== RECORDS TO PROCESS ==
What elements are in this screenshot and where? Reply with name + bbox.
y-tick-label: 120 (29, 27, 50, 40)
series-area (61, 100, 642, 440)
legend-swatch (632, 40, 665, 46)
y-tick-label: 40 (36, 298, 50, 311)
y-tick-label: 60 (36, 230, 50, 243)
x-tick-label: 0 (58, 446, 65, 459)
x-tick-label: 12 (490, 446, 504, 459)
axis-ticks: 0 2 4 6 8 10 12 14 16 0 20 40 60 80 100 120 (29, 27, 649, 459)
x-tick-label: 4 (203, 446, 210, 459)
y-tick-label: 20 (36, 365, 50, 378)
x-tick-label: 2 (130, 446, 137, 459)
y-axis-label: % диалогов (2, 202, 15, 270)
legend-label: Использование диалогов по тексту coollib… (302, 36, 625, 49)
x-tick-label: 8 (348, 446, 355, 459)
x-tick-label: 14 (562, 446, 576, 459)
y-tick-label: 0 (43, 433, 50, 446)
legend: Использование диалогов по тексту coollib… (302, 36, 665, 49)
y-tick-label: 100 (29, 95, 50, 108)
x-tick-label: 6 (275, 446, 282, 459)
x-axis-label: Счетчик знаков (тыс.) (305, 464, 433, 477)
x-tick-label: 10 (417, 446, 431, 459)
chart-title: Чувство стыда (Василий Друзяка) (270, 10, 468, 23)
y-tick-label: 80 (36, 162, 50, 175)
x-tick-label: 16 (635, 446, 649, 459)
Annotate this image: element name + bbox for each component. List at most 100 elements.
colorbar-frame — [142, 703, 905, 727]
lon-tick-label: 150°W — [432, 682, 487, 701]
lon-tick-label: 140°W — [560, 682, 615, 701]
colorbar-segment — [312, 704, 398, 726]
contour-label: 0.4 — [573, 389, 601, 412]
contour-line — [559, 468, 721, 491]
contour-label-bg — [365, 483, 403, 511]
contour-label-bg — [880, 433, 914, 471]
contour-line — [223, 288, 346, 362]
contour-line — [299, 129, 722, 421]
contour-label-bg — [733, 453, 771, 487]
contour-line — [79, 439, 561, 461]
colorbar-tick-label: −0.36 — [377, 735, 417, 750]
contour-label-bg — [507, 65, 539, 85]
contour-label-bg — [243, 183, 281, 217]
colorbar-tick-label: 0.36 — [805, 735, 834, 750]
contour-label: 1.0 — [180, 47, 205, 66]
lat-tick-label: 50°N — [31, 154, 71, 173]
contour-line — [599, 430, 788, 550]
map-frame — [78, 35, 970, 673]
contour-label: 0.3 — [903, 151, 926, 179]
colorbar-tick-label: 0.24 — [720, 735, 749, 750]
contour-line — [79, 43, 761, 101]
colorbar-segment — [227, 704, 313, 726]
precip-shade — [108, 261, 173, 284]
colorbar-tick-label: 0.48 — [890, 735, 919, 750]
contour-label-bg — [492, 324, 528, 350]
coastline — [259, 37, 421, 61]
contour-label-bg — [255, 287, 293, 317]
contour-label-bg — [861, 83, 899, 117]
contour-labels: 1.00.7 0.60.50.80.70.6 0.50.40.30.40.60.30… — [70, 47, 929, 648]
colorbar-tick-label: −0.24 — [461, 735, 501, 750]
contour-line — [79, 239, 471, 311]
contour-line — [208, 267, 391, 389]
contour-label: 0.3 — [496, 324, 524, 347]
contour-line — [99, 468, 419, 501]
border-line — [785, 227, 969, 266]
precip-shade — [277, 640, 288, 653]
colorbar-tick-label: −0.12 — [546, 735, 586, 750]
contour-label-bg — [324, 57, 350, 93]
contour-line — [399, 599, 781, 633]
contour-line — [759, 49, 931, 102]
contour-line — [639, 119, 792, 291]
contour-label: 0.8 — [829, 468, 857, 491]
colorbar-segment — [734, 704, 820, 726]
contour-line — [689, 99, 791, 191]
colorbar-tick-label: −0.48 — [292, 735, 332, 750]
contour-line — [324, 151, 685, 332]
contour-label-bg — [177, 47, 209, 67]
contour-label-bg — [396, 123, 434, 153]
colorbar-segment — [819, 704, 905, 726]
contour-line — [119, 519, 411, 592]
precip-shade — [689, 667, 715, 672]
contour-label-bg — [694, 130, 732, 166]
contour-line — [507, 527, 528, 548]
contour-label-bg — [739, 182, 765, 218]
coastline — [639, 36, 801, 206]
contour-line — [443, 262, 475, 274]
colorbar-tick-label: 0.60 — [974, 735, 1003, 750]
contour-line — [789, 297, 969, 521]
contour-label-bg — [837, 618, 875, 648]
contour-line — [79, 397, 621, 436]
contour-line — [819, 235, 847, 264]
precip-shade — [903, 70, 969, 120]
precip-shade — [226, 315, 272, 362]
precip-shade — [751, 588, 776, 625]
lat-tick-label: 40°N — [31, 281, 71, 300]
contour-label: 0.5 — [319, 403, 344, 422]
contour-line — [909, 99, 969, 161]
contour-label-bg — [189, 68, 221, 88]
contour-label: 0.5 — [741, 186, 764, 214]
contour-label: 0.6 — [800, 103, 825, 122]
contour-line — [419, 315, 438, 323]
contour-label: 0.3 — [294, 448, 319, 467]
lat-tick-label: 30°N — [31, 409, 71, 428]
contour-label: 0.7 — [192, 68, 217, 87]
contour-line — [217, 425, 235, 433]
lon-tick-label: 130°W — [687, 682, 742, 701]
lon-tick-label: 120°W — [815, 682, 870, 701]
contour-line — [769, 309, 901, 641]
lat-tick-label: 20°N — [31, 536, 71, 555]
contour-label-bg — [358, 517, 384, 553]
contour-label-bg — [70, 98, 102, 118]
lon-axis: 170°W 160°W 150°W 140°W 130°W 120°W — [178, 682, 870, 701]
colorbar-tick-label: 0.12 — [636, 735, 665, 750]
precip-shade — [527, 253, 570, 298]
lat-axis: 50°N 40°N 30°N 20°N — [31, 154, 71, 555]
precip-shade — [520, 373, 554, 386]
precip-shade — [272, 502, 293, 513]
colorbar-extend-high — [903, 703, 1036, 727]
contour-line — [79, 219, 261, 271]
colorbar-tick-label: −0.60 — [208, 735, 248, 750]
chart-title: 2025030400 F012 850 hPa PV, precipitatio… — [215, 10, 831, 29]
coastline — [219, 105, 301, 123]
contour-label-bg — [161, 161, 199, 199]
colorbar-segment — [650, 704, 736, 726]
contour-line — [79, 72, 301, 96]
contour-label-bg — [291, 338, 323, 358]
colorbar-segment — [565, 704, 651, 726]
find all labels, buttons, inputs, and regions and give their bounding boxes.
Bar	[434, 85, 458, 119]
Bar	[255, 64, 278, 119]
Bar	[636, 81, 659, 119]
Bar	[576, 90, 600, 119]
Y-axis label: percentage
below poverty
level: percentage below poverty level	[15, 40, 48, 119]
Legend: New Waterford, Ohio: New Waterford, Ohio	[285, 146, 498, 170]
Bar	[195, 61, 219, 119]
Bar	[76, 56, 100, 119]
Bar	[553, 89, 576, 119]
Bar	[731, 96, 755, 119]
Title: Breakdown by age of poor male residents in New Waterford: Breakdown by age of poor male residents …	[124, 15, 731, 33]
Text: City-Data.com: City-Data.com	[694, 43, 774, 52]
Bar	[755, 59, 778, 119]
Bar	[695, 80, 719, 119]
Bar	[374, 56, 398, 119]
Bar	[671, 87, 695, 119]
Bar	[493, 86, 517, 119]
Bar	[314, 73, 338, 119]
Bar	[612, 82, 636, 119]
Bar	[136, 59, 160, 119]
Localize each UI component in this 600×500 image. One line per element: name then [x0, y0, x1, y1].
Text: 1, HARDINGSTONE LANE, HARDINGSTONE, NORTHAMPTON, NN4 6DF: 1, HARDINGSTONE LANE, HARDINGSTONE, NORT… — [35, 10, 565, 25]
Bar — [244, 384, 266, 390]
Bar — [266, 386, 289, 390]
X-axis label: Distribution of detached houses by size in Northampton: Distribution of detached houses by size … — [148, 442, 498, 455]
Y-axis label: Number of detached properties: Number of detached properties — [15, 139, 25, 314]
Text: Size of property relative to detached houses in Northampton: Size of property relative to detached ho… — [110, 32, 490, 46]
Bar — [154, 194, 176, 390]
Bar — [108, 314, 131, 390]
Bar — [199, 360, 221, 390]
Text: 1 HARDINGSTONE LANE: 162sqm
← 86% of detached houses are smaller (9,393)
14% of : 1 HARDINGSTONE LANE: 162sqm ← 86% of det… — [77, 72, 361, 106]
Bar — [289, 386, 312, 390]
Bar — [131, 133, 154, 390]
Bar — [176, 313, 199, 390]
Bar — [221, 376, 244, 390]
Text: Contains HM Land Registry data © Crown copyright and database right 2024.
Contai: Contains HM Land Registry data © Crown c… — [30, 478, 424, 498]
===
*WHAT IS NEEDED:* Reproduce the entries word for word, starting at the very first line and ending at the line that contains "x-tick-label: 16 (635, 446, 649, 459)", with both of those lines included.

*SOLUTION TO THE PROBLEM:*
What elements are in this screenshot and where? Reply with name + bbox.
y-tick-label: 120 (29, 27, 50, 40)
series-area (61, 100, 642, 440)
legend-swatch (632, 40, 665, 46)
y-tick-label: 40 (36, 298, 50, 311)
y-tick-label: 60 (36, 230, 50, 243)
x-tick-label: 0 (58, 446, 65, 459)
x-tick-label: 12 (490, 446, 504, 459)
axis-ticks: 0 2 4 6 8 10 12 14 16 0 20 40 60 80 100 120 (29, 27, 649, 459)
x-tick-label: 4 (203, 446, 210, 459)
y-tick-label: 20 (36, 365, 50, 378)
x-tick-label: 2 (130, 446, 137, 459)
y-axis-label: % диалогов (2, 202, 15, 270)
legend-label: Использование диалогов по тексту coollib… (302, 36, 625, 49)
x-tick-label: 8 (348, 446, 355, 459)
x-tick-label: 14 (562, 446, 576, 459)
y-tick-label: 0 (43, 433, 50, 446)
legend: Использование диалогов по тексту coollib… (302, 36, 665, 49)
y-tick-label: 100 (29, 95, 50, 108)
x-tick-label: 6 (275, 446, 282, 459)
x-axis-label: Счетчик знаков (тыс.) (305, 464, 433, 477)
x-tick-label: 10 (417, 446, 431, 459)
chart-title: Чувство стыда (Василий Друзяка) (270, 10, 468, 23)
y-tick-label: 80 (36, 162, 50, 175)
x-tick-label: 16 (635, 446, 649, 459)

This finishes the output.